■ WRITTEN PROBLEM ■
Copy the records word for word, from their first line through the line containing "What elements are", leaving out the pictures.

■ INPUT DATA ■
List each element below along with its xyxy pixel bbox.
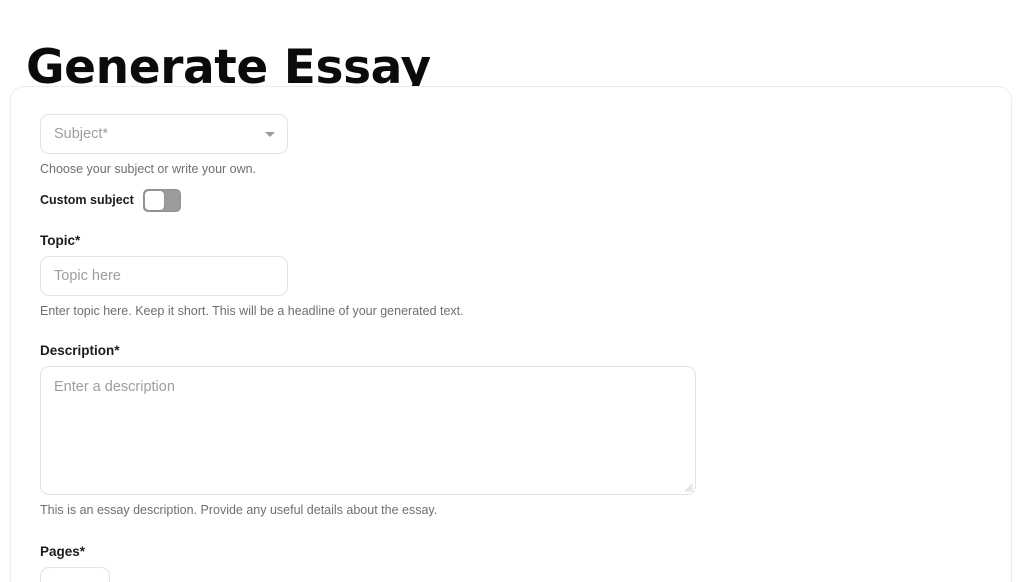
topic-helper-text: Enter topic here. Keep it short. This wi…: [40, 304, 464, 318]
subject-helper-text: Choose your subject or write your own.: [40, 162, 257, 176]
subject-field-group: Subject* Choose your subject or write yo…: [40, 114, 980, 178]
toggle-knob: [144, 190, 164, 210]
description-textarea[interactable]: [40, 366, 696, 495]
subject-select[interactable]: Subject*: [40, 114, 288, 154]
description-textarea-wrap: [40, 366, 696, 495]
generate-essay-page: Generate Essay Subject* Choose your subj…: [0, 0, 1024, 582]
subject-select-wrap: Subject*: [40, 114, 288, 154]
pages-field-group: Pages* 1 double-spaced page is approxima…: [40, 543, 980, 582]
description-helper-text: This is an essay description. Provide an…: [40, 503, 438, 517]
generate-essay-form-card: Subject* Choose your subject or write yo…: [10, 86, 1012, 582]
topic-label: Topic*: [40, 233, 81, 248]
custom-subject-label: Custom subject: [40, 193, 134, 207]
essay-form: Subject* Choose your subject or write yo…: [40, 114, 980, 582]
chevron-down-icon: [265, 131, 275, 137]
custom-subject-row: Custom subject: [40, 188, 288, 212]
description-label: Description*: [40, 343, 120, 358]
custom-subject-toggle[interactable]: [142, 188, 181, 212]
topic-input[interactable]: [40, 256, 288, 296]
description-field-group: Description* This is an essay descriptio…: [40, 342, 980, 519]
subject-select-value: Subject*: [54, 126, 109, 142]
pages-label: Pages*: [40, 544, 86, 559]
topic-field-group: Topic* Enter topic here. Keep it short. …: [40, 232, 980, 320]
pages-input[interactable]: [40, 567, 110, 582]
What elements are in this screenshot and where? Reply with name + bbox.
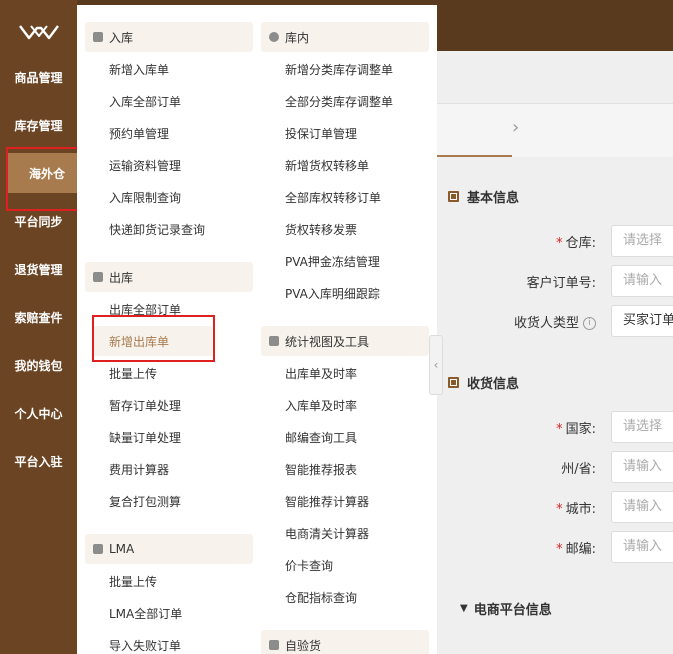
- menu-item-draft-orders[interactable]: 暂存订单处理: [109, 394, 181, 416]
- menu-item-zip-lookup[interactable]: 邮编查询工具: [285, 426, 357, 448]
- menu-item-new-inbound[interactable]: 新增入库单: [109, 58, 169, 80]
- form-icon: [448, 376, 459, 388]
- gear-icon: [269, 32, 279, 42]
- menu-item-all-adjust[interactable]: 全部分类库存调整单: [285, 90, 393, 112]
- menu-item-lma-bulk-upload[interactable]: 批量上传: [109, 570, 157, 592]
- menu-item-customs-calculator[interactable]: 电商清关计算器: [285, 522, 369, 544]
- filter-icon: [269, 336, 279, 346]
- gift-icon: [93, 544, 103, 554]
- country-select[interactable]: 请选择: [611, 411, 673, 443]
- caret-down-icon: ▼: [460, 602, 468, 614]
- menu-item-pva-deposit[interactable]: PVA押金冻结管理: [285, 250, 380, 272]
- menu-group-inbound: 入库: [85, 22, 253, 52]
- menu-item-new-adjust[interactable]: 新增分类库存调整单: [285, 58, 393, 80]
- country-row: * 国家: 请选择: [448, 410, 673, 444]
- menu-item-appointments[interactable]: 预约单管理: [109, 122, 169, 144]
- menu-item-inbound-limits[interactable]: 入库限制查询: [109, 186, 181, 208]
- menu-item-new-outbound[interactable]: 新增出库单: [109, 330, 169, 352]
- list-icon: [93, 32, 103, 42]
- menu-item-insurance[interactable]: 投保订单管理: [285, 122, 357, 144]
- sidebar-item-products[interactable]: 商品管理: [0, 57, 77, 97]
- warehouse-select[interactable]: 请选择: [611, 225, 673, 257]
- order-no-input[interactable]: 请输入: [611, 265, 673, 297]
- logo-mark-icon: [18, 25, 59, 40]
- chevron-left-icon: ‹: [433, 358, 439, 372]
- menu-item-transport-docs[interactable]: 运输资料管理: [109, 154, 181, 176]
- menu-item-express-unload[interactable]: 快递卸货记录查询: [109, 218, 205, 240]
- menu-item-pack-estimate[interactable]: 复合打包测算: [109, 490, 181, 512]
- logo: [0, 14, 77, 50]
- sidebar: 商品管理 库存管理 海外仓 平台同步 退货管理 索赔查件 我的钱包 个人中心 平…: [0, 0, 86, 654]
- warehouse-row: * 仓库: 请选择: [448, 224, 673, 258]
- state-row: 州/省: 请输入: [448, 450, 673, 484]
- top-bar: [437, 5, 673, 51]
- menu-item-fee-calculator[interactable]: 费用计算器: [109, 458, 169, 480]
- sidebar-item-inventory[interactable]: 库存管理: [0, 105, 77, 145]
- menu-item-fulfillment-metrics[interactable]: 仓配指标查询: [285, 586, 357, 608]
- menu-item-all-inbound[interactable]: 入库全部订单: [109, 90, 181, 112]
- sidebar-item-platform-join[interactable]: 平台入驻: [0, 441, 77, 481]
- section-receiver-info: 收货信息: [448, 362, 519, 402]
- bag-icon: [93, 272, 103, 282]
- zip-row: * 邮编: 请输入: [448, 530, 673, 564]
- sidebar-item-wallet[interactable]: 我的钱包: [0, 345, 77, 385]
- menu-item-smart-calculator[interactable]: 智能推荐计算器: [285, 490, 369, 512]
- form-icon: [448, 190, 459, 202]
- section-basic-info: 基本信息: [448, 176, 519, 216]
- section-platform-info[interactable]: ▼ 电商平台信息: [460, 588, 552, 628]
- chevron-right-icon[interactable]: ›: [512, 117, 519, 138]
- menu-item-lma-failed[interactable]: 导入失败订单: [109, 634, 181, 654]
- menu-item-shortage-orders[interactable]: 缺量订单处理: [109, 426, 181, 448]
- city-input[interactable]: 请输入: [611, 491, 673, 523]
- collapse-handle[interactable]: ‹: [429, 335, 443, 395]
- menu-item-outbound-timeliness[interactable]: 出库单及时率: [285, 362, 357, 384]
- sidebar-item-overseas-warehouse[interactable]: 海外仓: [8, 153, 86, 193]
- badge-icon: [269, 640, 279, 650]
- sidebar-item-claims[interactable]: 索赔查件: [0, 297, 77, 337]
- menu-group-outbound: 出库: [85, 262, 253, 292]
- menu-item-smart-report[interactable]: 智能推荐报表: [285, 458, 357, 480]
- tab-strip: [437, 103, 673, 157]
- menu-item-bulk-upload[interactable]: 批量上传: [109, 362, 157, 384]
- menu-item-pva-tracking[interactable]: PVA入库明细跟踪: [285, 282, 380, 304]
- menu-item-transfer-invoice[interactable]: 货权转移发票: [285, 218, 357, 240]
- menu-item-all-transfer[interactable]: 全部库权转移订单: [285, 186, 381, 208]
- menu-item-lma-all-orders[interactable]: LMA全部订单: [109, 602, 182, 624]
- sidebar-item-returns[interactable]: 退货管理: [0, 249, 77, 289]
- menu-item-price-card[interactable]: 价卡查询: [285, 554, 333, 576]
- city-row: * 城市: 请输入: [448, 490, 673, 524]
- active-tab-underline: [437, 155, 512, 157]
- menu-group-inventory: 库内: [261, 22, 429, 52]
- info-icon[interactable]: i: [583, 316, 596, 330]
- sidebar-item-profile[interactable]: 个人中心: [0, 393, 77, 433]
- menu-item-all-outbound[interactable]: 出库全部订单: [109, 298, 181, 320]
- order-no-row: 客户订单号: 请输入: [448, 264, 673, 298]
- receiver-type-select[interactable]: 买家订单: [611, 305, 673, 337]
- state-input[interactable]: 请输入: [611, 451, 673, 483]
- menu-group-stats: 统计视图及工具: [261, 326, 429, 356]
- menu-item-new-transfer[interactable]: 新增货权转移单: [285, 154, 369, 176]
- menu-group-selfcheck: 自验货: [261, 630, 429, 654]
- sidebar-item-platform-sync[interactable]: 平台同步: [0, 201, 77, 241]
- menu-item-inbound-timeliness[interactable]: 入库单及时率: [285, 394, 357, 416]
- receiver-type-row: 收货人类型 i 买家订单: [448, 304, 673, 338]
- zip-input[interactable]: 请输入: [611, 531, 673, 563]
- menu-group-lma: LMA: [85, 534, 253, 564]
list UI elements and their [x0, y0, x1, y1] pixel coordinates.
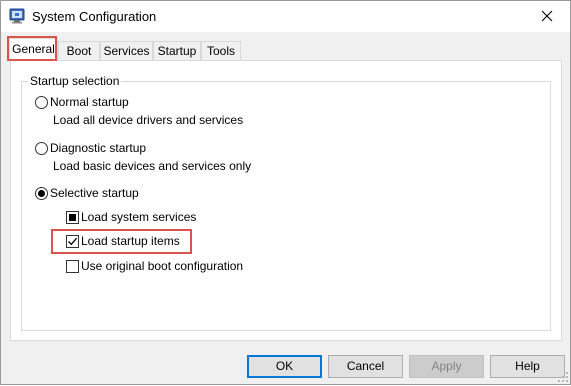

■ RESULT BELOW ■
List each element below along with its xyxy pixel bbox.
topic-helper-text: Enter topic here. Keep it short. This wi…: [40, 304, 464, 318]
subject-helper-text: Choose your subject or write your own.: [40, 162, 257, 176]
subject-field-group: Subject* Choose your subject or write yo…: [40, 114, 980, 178]
toggle-knob: [144, 190, 164, 210]
description-textarea[interactable]: [40, 366, 696, 495]
subject-select[interactable]: Subject*: [40, 114, 288, 154]
description-textarea-wrap: [40, 366, 696, 495]
generate-essay-page: Generate Essay Subject* Choose your subj…: [0, 0, 1024, 582]
subject-select-wrap: Subject*: [40, 114, 288, 154]
pages-field-group: Pages* 1 double-spaced page is approxima…: [40, 543, 980, 582]
description-helper-text: This is an essay description. Provide an…: [40, 503, 438, 517]
generate-essay-form-card: Subject* Choose your subject or write yo…: [10, 86, 1012, 582]
topic-label: Topic*: [40, 233, 81, 248]
custom-subject-label: Custom subject: [40, 193, 134, 207]
essay-form: Subject* Choose your subject or write yo…: [40, 114, 980, 582]
chevron-down-icon: [265, 131, 275, 137]
custom-subject-row: Custom subject: [40, 188, 288, 212]
description-label: Description*: [40, 343, 120, 358]
custom-subject-toggle[interactable]: [142, 188, 181, 212]
topic-input[interactable]: [40, 256, 288, 296]
description-field-group: Description* This is an essay descriptio…: [40, 342, 980, 519]
subject-select-value: Subject*: [54, 126, 109, 142]
pages-label: Pages*: [40, 544, 86, 559]
topic-field-group: Topic* Enter topic here. Keep it short. …: [40, 232, 980, 320]
pages-input[interactable]: [40, 567, 110, 582]
What elements are in this screenshot and where? Reply with name + bbox.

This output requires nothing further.